**TASK GOAL**
Please retype the stretch of items from the line containing "forward-button[interactable] <box>68 72" through the line containing "profile-avatar-icon[interactable] <box>451 71", both ends included, and only those lines.

**MATERIAL FOR THIS TASK**
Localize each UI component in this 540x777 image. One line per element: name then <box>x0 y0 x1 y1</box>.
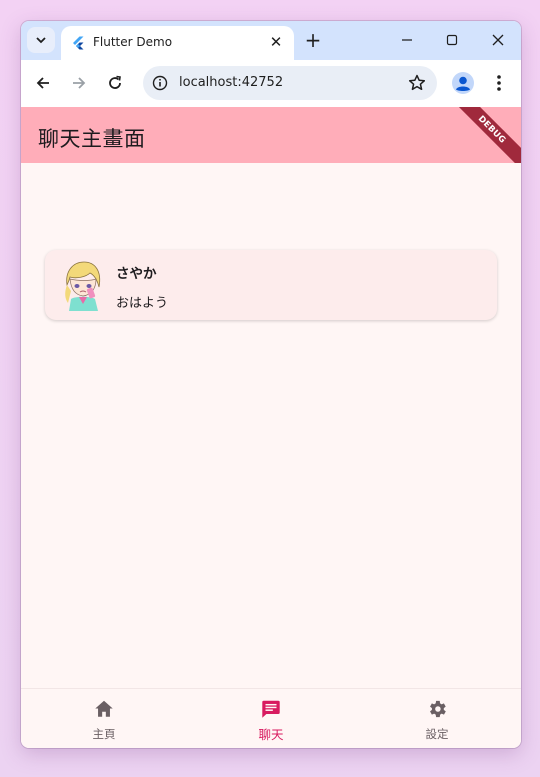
forward-button[interactable] <box>68 72 90 94</box>
reload-button[interactable] <box>104 72 126 94</box>
new-tab-button[interactable]: + <box>303 28 323 52</box>
star-icon[interactable] <box>407 73 427 93</box>
nav-label-settings: 設定 <box>425 727 449 741</box>
maximize-icon <box>446 34 458 46</box>
minimize-button[interactable] <box>395 29 419 51</box>
back-button[interactable] <box>32 72 54 94</box>
arrow-right-icon <box>73 77 86 89</box>
minimize-icon <box>402 39 412 41</box>
tab-close-button[interactable]: ✕ <box>266 32 286 52</box>
browser-window: Flutter Demo ✕ + localhost:42752 聊天主畫面 D… <box>21 21 521 748</box>
close-icon <box>492 34 504 46</box>
debug-banner-label: DEBUG <box>476 113 508 146</box>
nav-item-home[interactable]: 主頁 <box>44 689 164 748</box>
reload-icon <box>109 75 121 89</box>
url-text[interactable]: localhost:42752 <box>179 75 283 90</box>
maximize-button[interactable] <box>440 29 464 51</box>
chat-last-message: おはよう <box>116 296 169 311</box>
nav-item-settings[interactable]: 設定 <box>377 689 497 748</box>
app-bar: 聊天主畫面 DEBUG <box>21 107 521 163</box>
browser-toolbar: localhost:42752 <box>21 60 521 107</box>
tab-search-button[interactable] <box>27 27 55 53</box>
info-icon[interactable] <box>152 75 168 91</box>
settings-icon <box>430 700 446 718</box>
chat-list-item[interactable]: さやか おはよう <box>45 250 497 320</box>
tab-title: Flutter Demo <box>93 35 173 49</box>
chat-list <box>21 163 521 688</box>
tab-strip: Flutter Demo ✕ + <box>21 21 521 60</box>
flutter-logo-icon <box>73 36 84 50</box>
browser-tab[interactable]: Flutter Demo ✕ <box>61 26 294 60</box>
nav-label-home: 主頁 <box>92 727 116 741</box>
chevron-down-icon <box>36 37 46 44</box>
avatar <box>61 259 105 311</box>
home-icon <box>95 700 113 717</box>
page-title: 聊天主畫面 <box>38 127 146 151</box>
chat-contact-name: さやか <box>116 266 157 282</box>
profile-avatar-icon[interactable] <box>451 71 475 95</box>
bottom-navigation-bar: 主頁 聊天 設定 <box>21 688 521 748</box>
arrow-left-icon <box>36 77 49 89</box>
more-vert-icon[interactable] <box>489 72 509 94</box>
address-bar[interactable]: localhost:42752 <box>143 66 437 100</box>
close-window-button[interactable] <box>486 29 510 51</box>
nav-item-chat[interactable]: 聊天 <box>211 689 331 748</box>
chat-icon <box>262 700 280 718</box>
nav-label-chat: 聊天 <box>258 727 284 742</box>
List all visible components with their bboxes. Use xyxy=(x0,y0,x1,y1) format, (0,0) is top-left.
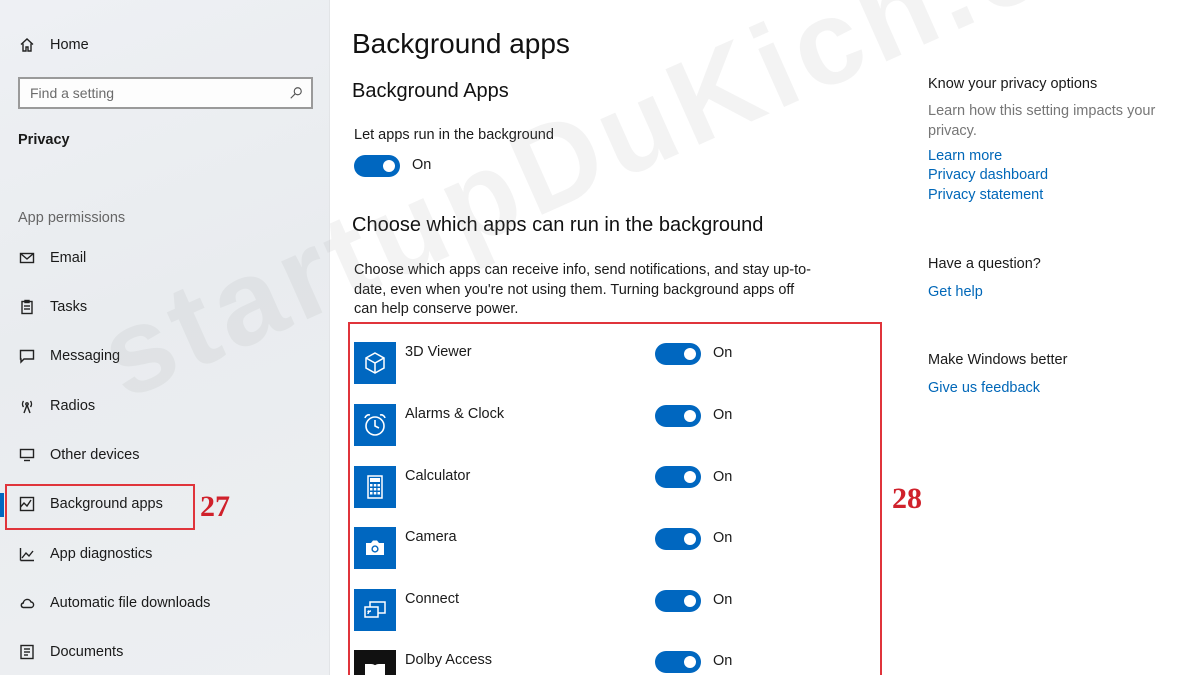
group-title: App permissions xyxy=(18,210,126,226)
sidebar-item-messaging[interactable]: Messaging xyxy=(0,336,330,376)
main-content: Background apps Background Apps Let apps… xyxy=(330,0,1200,675)
get-help-link[interactable]: Get help xyxy=(928,284,983,300)
search-box[interactable] xyxy=(18,77,313,109)
section-subtitle: Background Apps xyxy=(352,80,509,102)
choose-heading: Choose which apps can run in the backgro… xyxy=(352,214,764,236)
sidebar-item-label: App diagnostics xyxy=(50,546,153,562)
sidebar-item-email[interactable]: Email xyxy=(0,238,330,278)
sidebar-item-label: Automatic file downloads xyxy=(50,595,211,611)
antenna-icon xyxy=(18,397,36,415)
sidebar-item-tasks[interactable]: Tasks xyxy=(0,287,330,327)
search-icon xyxy=(290,87,302,99)
feedback-link[interactable]: Give us feedback xyxy=(928,380,1040,396)
home-label: Home xyxy=(50,37,89,53)
learn-more-link[interactable]: Learn more xyxy=(928,148,1002,164)
sidebar-item-documents[interactable]: Documents xyxy=(0,632,330,672)
sidebar-item-label: Other devices xyxy=(50,447,140,463)
toggle-knob xyxy=(383,160,395,172)
annotation-number-right: 28 xyxy=(892,482,922,515)
master-toggle-state: On xyxy=(412,157,432,173)
sidebar-item-other-devices[interactable]: Other devices xyxy=(0,435,330,475)
home-icon xyxy=(18,36,36,54)
sidebar: Home Privacy App permissions Email Tasks… xyxy=(0,0,330,675)
privacy-options-desc: Learn how this setting impacts your priv… xyxy=(928,103,1156,139)
devices-icon xyxy=(18,446,36,464)
selected-indicator xyxy=(0,493,4,517)
chat-icon xyxy=(18,347,36,365)
document-icon xyxy=(18,643,36,661)
sidebar-item-app-diagnostics[interactable]: App diagnostics xyxy=(0,534,330,574)
cloud-icon xyxy=(18,594,36,612)
sidebar-item-label: Documents xyxy=(50,644,124,660)
privacy-statement-link[interactable]: Privacy statement xyxy=(928,187,1043,203)
annotation-box-left xyxy=(5,484,195,530)
privacy-options-heading: Know your privacy options xyxy=(928,76,1098,92)
chart-icon xyxy=(18,545,36,563)
home-nav[interactable]: Home xyxy=(0,25,330,65)
clipboard-icon xyxy=(18,298,36,316)
sidebar-item-label: Tasks xyxy=(50,299,88,315)
sidebar-item-label: Radios xyxy=(50,398,96,414)
sidebar-item-radios[interactable]: Radios xyxy=(0,386,330,426)
sidebar-item-label: Messaging xyxy=(50,348,121,364)
privacy-dashboard-link[interactable]: Privacy dashboard xyxy=(928,167,1048,183)
page-title: Background apps xyxy=(352,28,570,59)
annotation-box-right xyxy=(348,322,882,675)
make-windows-better-heading: Make Windows better xyxy=(928,352,1068,368)
sidebar-item-automatic-file-downloads[interactable]: Automatic file downloads xyxy=(0,583,330,623)
annotation-number-left: 27 xyxy=(200,490,230,523)
section-title: Privacy xyxy=(18,132,70,148)
master-toggle[interactable] xyxy=(354,155,400,177)
mail-icon xyxy=(18,249,36,267)
question-heading: Have a question? xyxy=(928,256,1041,272)
master-toggle-label: Let apps run in the background xyxy=(354,127,554,143)
search-input[interactable] xyxy=(30,85,280,101)
sidebar-item-label: Email xyxy=(50,250,87,266)
choose-description: Choose which apps can receive info, send… xyxy=(354,262,812,317)
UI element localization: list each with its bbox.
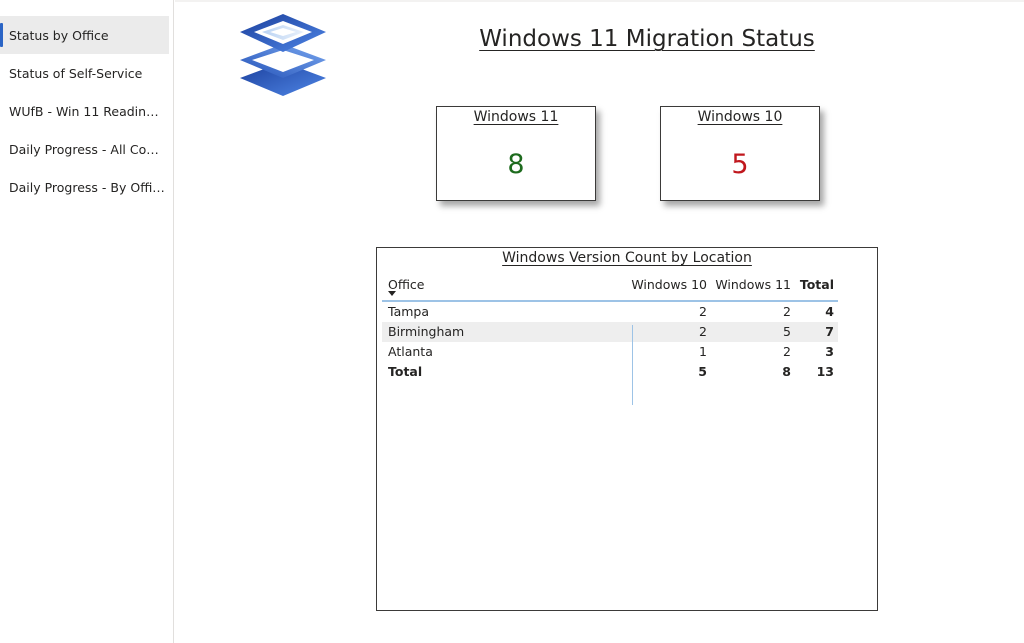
windows-10-cell: 1: [699, 344, 707, 359]
nav-item-daily-progress-all[interactable]: Daily Progress - All Com...: [0, 130, 169, 168]
row-header-divider: [632, 325, 633, 405]
table-row[interactable]: Atlanta 1 2 3: [382, 342, 838, 362]
company-logo-icon: [238, 14, 328, 96]
office-cell: Atlanta: [388, 344, 433, 359]
windows-11-cell: 2: [783, 304, 791, 319]
page-navigation-pane: Status by Office Status of Self-Service …: [0, 0, 174, 643]
total-cell: 3: [825, 344, 834, 359]
matrix-title: Windows Version Count by Location: [502, 250, 752, 266]
office-cell: Tampa: [388, 304, 429, 319]
windows-11-cell: 2: [783, 344, 791, 359]
table-row[interactable]: Birmingham 2 5 7: [382, 322, 838, 342]
nav-item-daily-progress-by-office[interactable]: Daily Progress - By Office: [0, 168, 169, 206]
windows-10-total: 5: [698, 364, 707, 379]
kpi-card-value: 8: [507, 149, 525, 180]
total-cell: 7: [825, 324, 834, 339]
table-total-row: Total 5 8 13: [382, 362, 838, 382]
total-cell: 4: [825, 304, 834, 319]
office-cell: Birmingham: [388, 324, 465, 339]
nav-item-label: Status of Self-Service: [9, 65, 143, 81]
nav-item-label: WUfB - Win 11 Readiness: [9, 103, 165, 119]
windows-11-cell: 5: [783, 324, 791, 339]
windows-10-cell: 2: [699, 324, 707, 339]
matrix-header-row: Office Windows 10 Windows 11 Total: [382, 271, 838, 302]
kpi-card-title: Windows 10: [697, 109, 783, 125]
windows-10-cell: 2: [699, 304, 707, 319]
nav-item-label: Status by Office: [9, 27, 109, 43]
nav-item-status-of-self-service[interactable]: Status of Self-Service: [0, 54, 169, 92]
total-label: Total: [388, 364, 423, 379]
matrix-table: Office Windows 10 Windows 11 Total Tampa…: [382, 271, 838, 405]
kpi-card-windows-11[interactable]: Windows 11 8: [436, 106, 596, 201]
column-header-windows-10[interactable]: Windows 10: [631, 275, 707, 295]
grand-total: 13: [816, 364, 834, 379]
table-row[interactable]: Tampa 2 2 4: [382, 302, 838, 322]
page-title: Windows 11 Migration Status: [479, 26, 815, 52]
kpi-card-title: Windows 11: [473, 109, 559, 125]
report-canvas: Status by Office Status of Self-Service …: [0, 0, 1024, 643]
nav-item-label: Daily Progress - All Com...: [9, 141, 165, 157]
top-divider: [175, 0, 1024, 2]
matrix-body: Tampa 2 2 4 Birmingham 2 5 7 Atlanta 1 2…: [382, 302, 838, 382]
windows-11-total: 8: [782, 364, 791, 379]
sort-descending-icon[interactable]: [388, 291, 396, 296]
column-header-windows-11[interactable]: Windows 11: [715, 275, 791, 295]
nav-item-label: Daily Progress - By Office: [9, 179, 165, 195]
kpi-card-value: 5: [731, 149, 749, 180]
nav-item-wufb-win11-readiness[interactable]: WUfB - Win 11 Readiness: [0, 92, 169, 130]
kpi-card-windows-10[interactable]: Windows 10 5: [660, 106, 820, 201]
nav-item-status-by-office[interactable]: Status by Office: [0, 16, 169, 54]
column-header-total[interactable]: Total: [800, 275, 834, 295]
windows-version-matrix-visual[interactable]: Windows Version Count by Location Office…: [376, 247, 878, 611]
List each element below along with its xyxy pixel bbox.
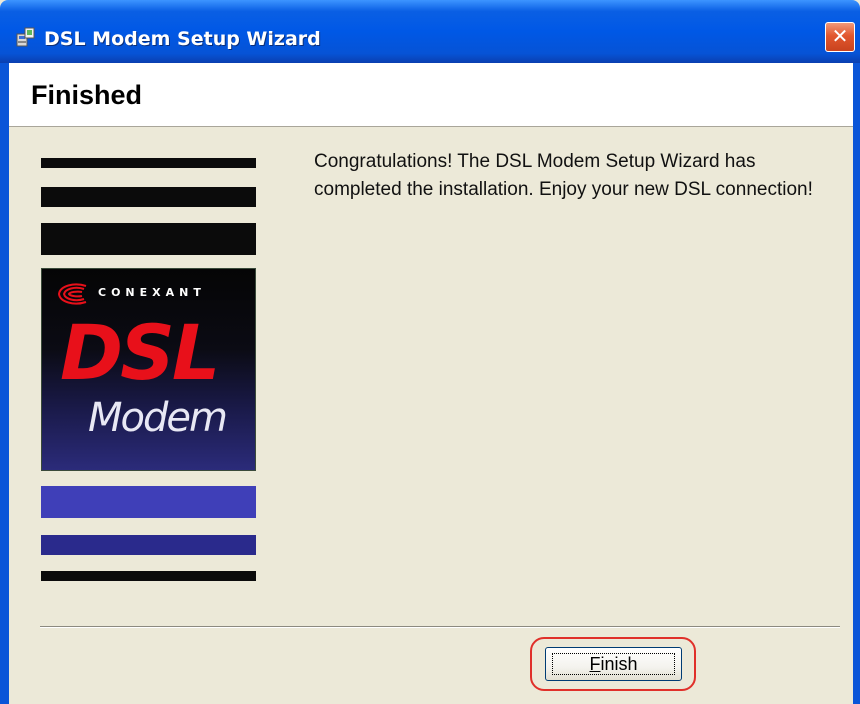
art-stripe	[41, 571, 256, 581]
title-bar[interactable]: DSL Modem Setup Wizard ✕	[0, 0, 860, 63]
logo-dsl: DSL	[60, 308, 220, 397]
close-icon: ✕	[831, 24, 849, 48]
finish-button-label: Finish	[552, 653, 675, 675]
window-title: DSL Modem Setup Wizard	[44, 28, 321, 50]
logo-modem: Modem	[88, 395, 228, 441]
finish-label-rest: inish	[600, 653, 638, 674]
logo-brand: CONEXANT	[98, 286, 206, 299]
art-stripe	[41, 187, 256, 207]
window-border-left	[0, 63, 9, 704]
window-border-right	[853, 63, 860, 704]
page-title: Finished	[31, 80, 143, 110]
art-stripe-blue	[41, 535, 256, 555]
button-separator	[40, 626, 840, 628]
art-stripe-blue	[41, 486, 256, 518]
art-stripe	[41, 223, 256, 255]
finish-button[interactable]: Finish	[545, 647, 682, 681]
conexant-dsl-logo: CONEXANT DSL Modem	[41, 268, 256, 471]
wizard-header: Finished	[9, 63, 853, 127]
completion-message: Congratulations! The DSL Modem Setup Wiz…	[314, 151, 813, 200]
conexant-swoosh-icon	[57, 283, 87, 305]
finish-accelerator: F	[589, 653, 601, 674]
art-stripe	[41, 158, 256, 168]
close-button[interactable]: ✕	[825, 22, 855, 52]
setup-icon	[16, 27, 35, 47]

**COMPLETE OUTPUT**
forward-button[interactable] <box>68 72 90 94</box>
reload-button[interactable] <box>104 72 126 94</box>
new-tab-button[interactable]: + <box>303 28 323 52</box>
star-icon[interactable] <box>407 73 427 93</box>
nav-label-settings: 設定 <box>425 727 449 741</box>
maximize-icon <box>446 34 458 46</box>
minimize-button[interactable] <box>395 29 419 51</box>
back-button[interactable] <box>32 72 54 94</box>
arrow-right-icon <box>73 77 86 89</box>
minimize-icon <box>402 39 412 41</box>
tab-close-button[interactable]: ✕ <box>266 32 286 52</box>
browser-window: Flutter Demo ✕ + localhost:42752 聊天主畫面 D… <box>21 21 521 748</box>
close-icon <box>492 34 504 46</box>
debug-banner-label: DEBUG <box>476 113 508 146</box>
nav-item-home[interactable]: 主頁 <box>44 689 164 748</box>
reload-icon <box>109 75 121 89</box>
url-text[interactable]: localhost:42752 <box>179 75 283 90</box>
maximize-button[interactable] <box>440 29 464 51</box>
chat-last-message: おはよう <box>116 296 169 311</box>
nav-item-settings[interactable]: 設定 <box>377 689 497 748</box>
app-bar: 聊天主畫面 DEBUG <box>21 107 521 163</box>
browser-toolbar: localhost:42752 <box>21 60 521 107</box>
tab-search-button[interactable] <box>27 27 55 53</box>
info-icon[interactable] <box>152 75 168 91</box>
settings-icon <box>430 700 446 718</box>
chat-list-item[interactable]: さやか おはよう <box>45 250 497 320</box>
tab-title: Flutter Demo <box>93 35 173 49</box>
chat-list <box>21 163 521 688</box>
tab-strip: Flutter Demo ✕ + <box>21 21 521 60</box>
flutter-logo-icon <box>73 36 84 50</box>
browser-tab[interactable]: Flutter Demo ✕ <box>61 26 294 60</box>
nav-label-home: 主頁 <box>92 727 116 741</box>
chevron-down-icon <box>36 37 46 44</box>
avatar <box>61 259 105 311</box>
home-icon <box>95 700 113 717</box>
page-title: 聊天主畫面 <box>38 127 146 151</box>
chat-contact-name: さやか <box>116 266 157 282</box>
profile-avatar-icon[interactable] <box>451 71 475 95</box>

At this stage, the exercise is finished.